_TEXT EXCERPT_:
8 examples of using value_counts from Pandas

by Alex

Before you start working on a data project, you need to look at the data set. Exploratory Data Analysis (EDA) is a very important step, because the data can be confusing and a lot can go wrong in the process. The Pandas library has several functions to solve this problem, and value_counts is one of them. It returns an object containing unique values from the Pandas dataframe in sorted order. However, many people forget about this feature and use the default parameters. In this piece, let’s see how to get the most out of value_counts by changing the default parameters.

What is value_counts()?

The value_counts() function is used to get a Series containing unique values. It will return the result sorted in descending order, so that the first item in the collection is the most encountered. NA-values are not included in the result.

Syntax df['your_column'].value_counts()– will return the number of unique matches in a particular column.

It is important to note that value_counts only works with series, not dataframe. So you need to specify single square brackets df['your_column'] rather than a pair of df[['your_column']]

Parameters

  • normalize (bool, False by default) – if True, the returned object will contain values relative to the frequency of encountered values.

_RECORDED INFORMATION_:
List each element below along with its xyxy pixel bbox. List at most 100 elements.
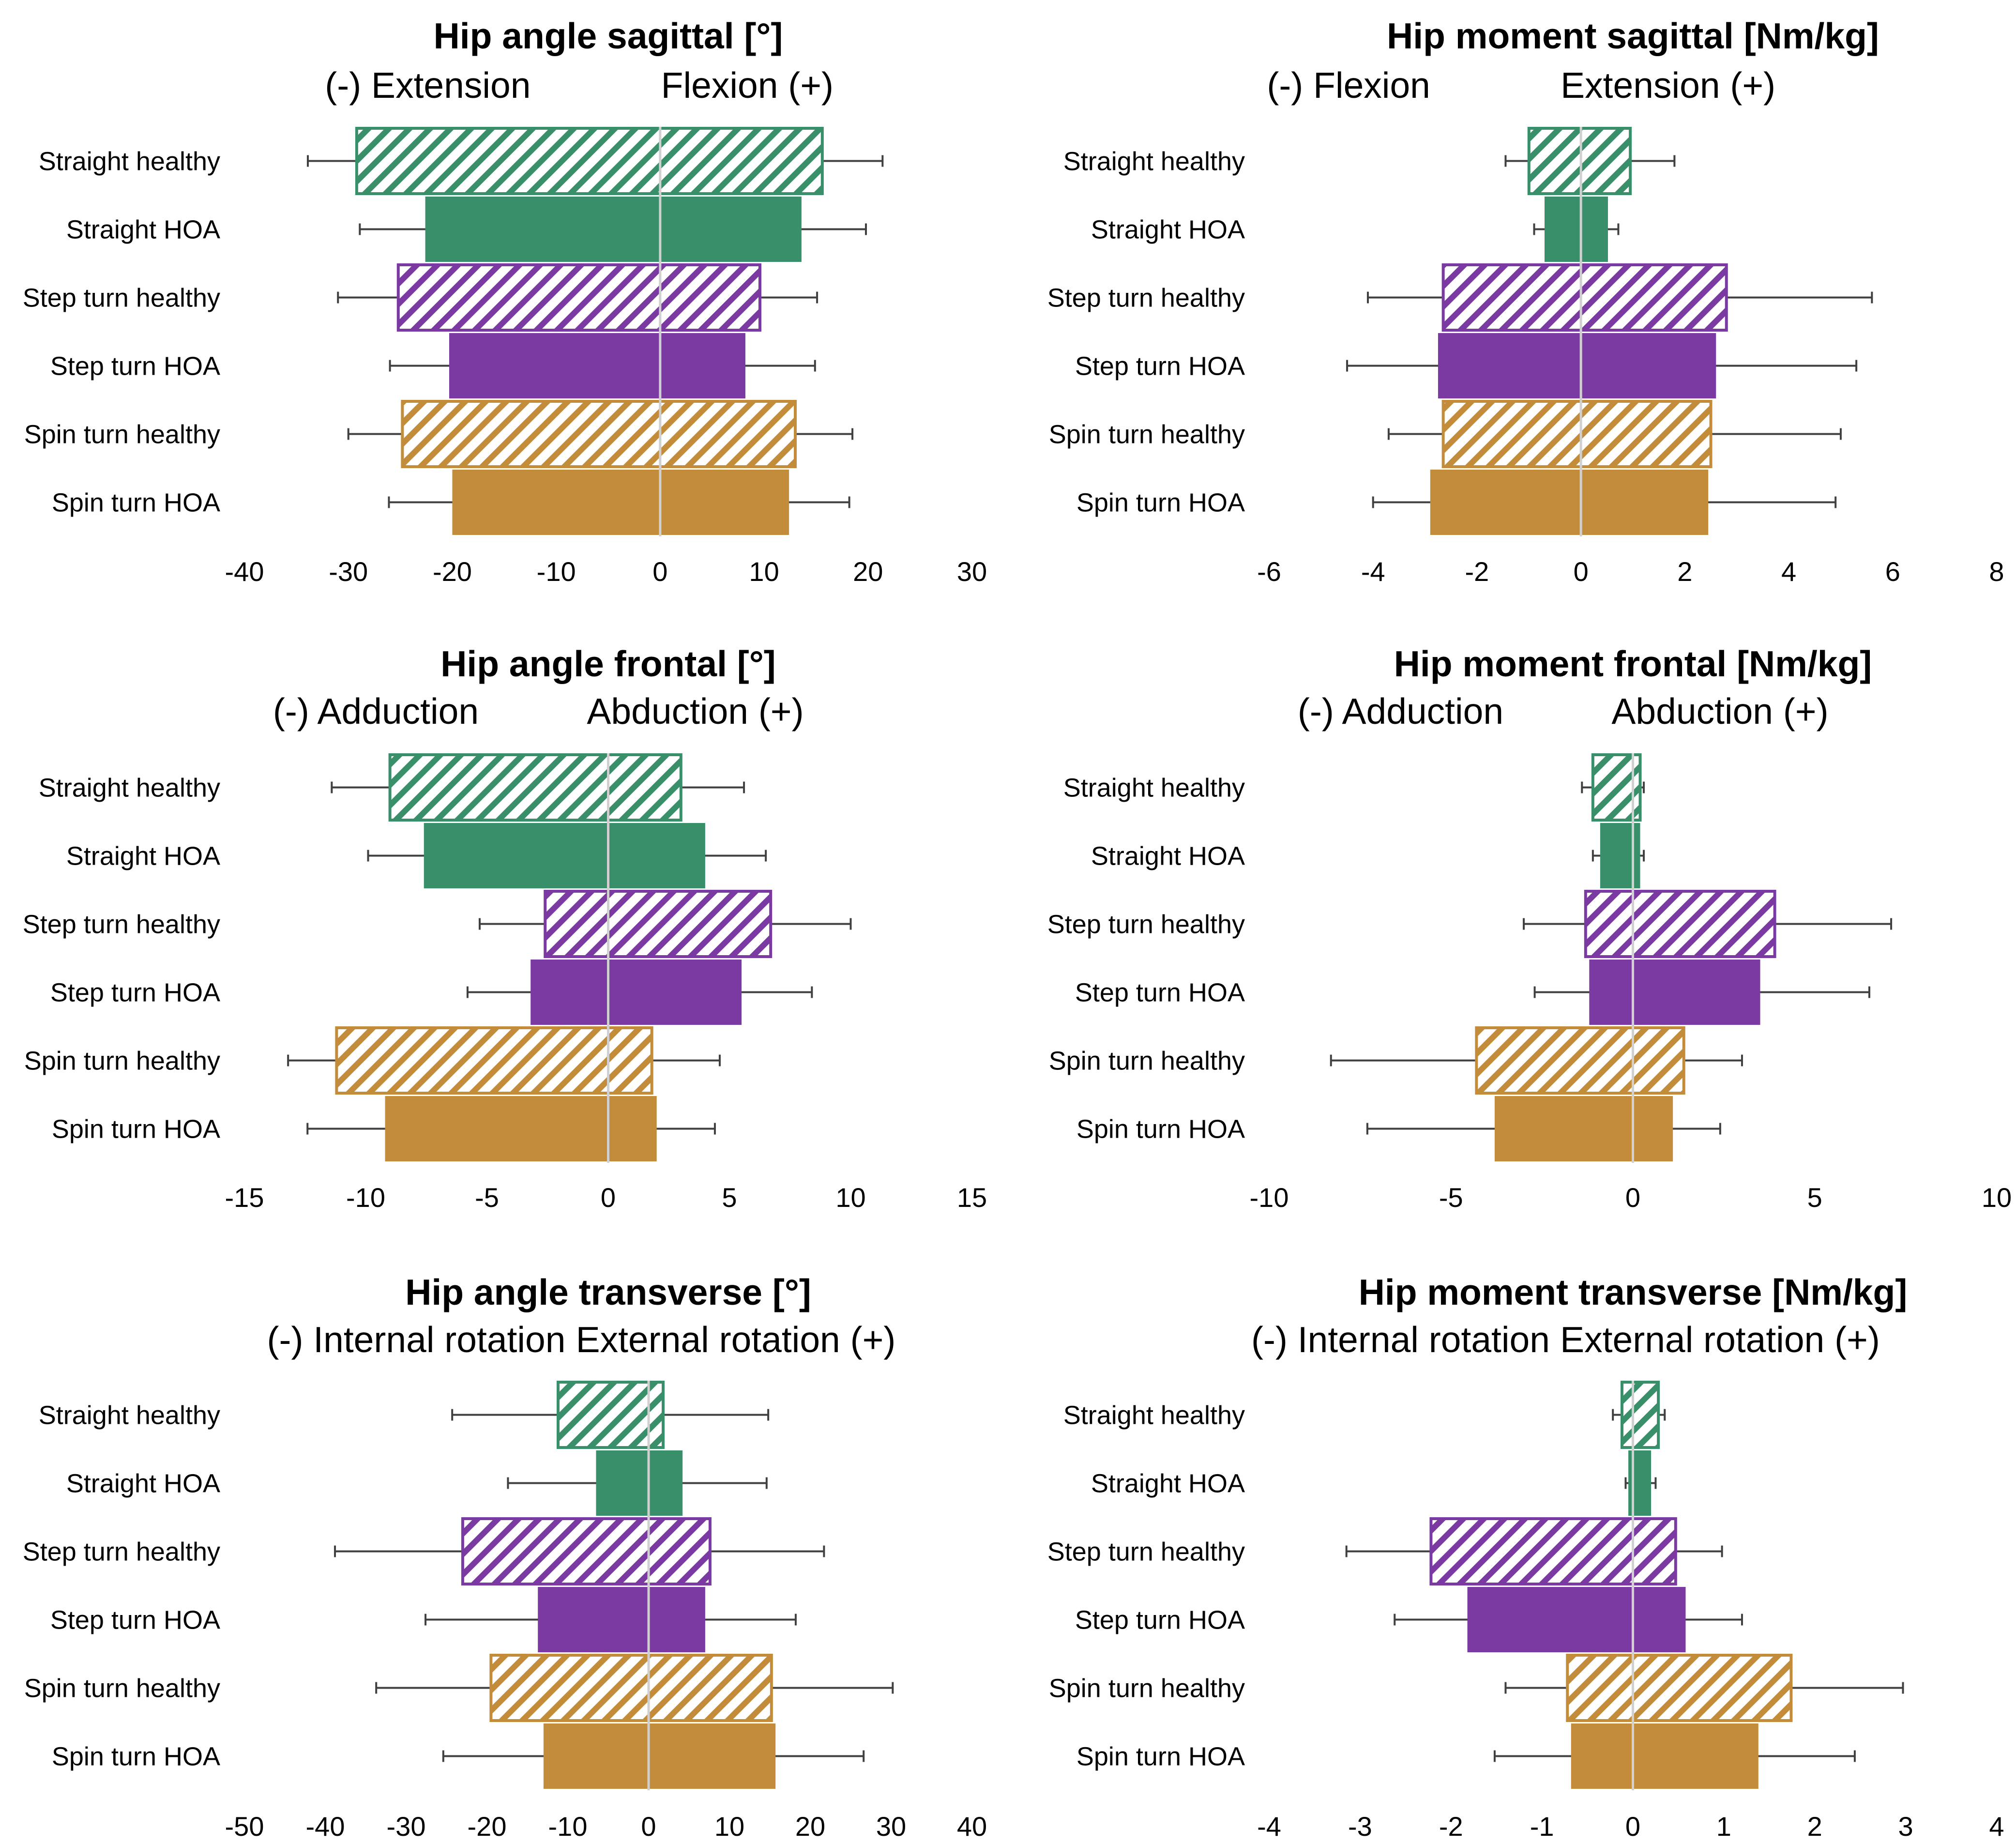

_OBJECTIVE_:
Reproduce the passage of the Pandas value_counts text above, starting at "What is value_counts()?" and ending at "of encountered values.".

_EXERCISE RESPONSE_:
What is value_counts()?

The value_counts() function is used to get a Series containing unique values. It will return the result sorted in descending order, so that the first item in the collection is the most encountered. NA-values are not included in the result.

Syntax df['your_column'].value_counts()– will return the number of unique matches in a particular column.

It is important to note that value_counts only works with series, not dataframe. So you need to specify single square brackets df['your_column'] rather than a pair of df[['your_column']]

Parameters

  • normalize (bool, False by default) – if True, the returned object will contain values relative to the frequency of encountered values.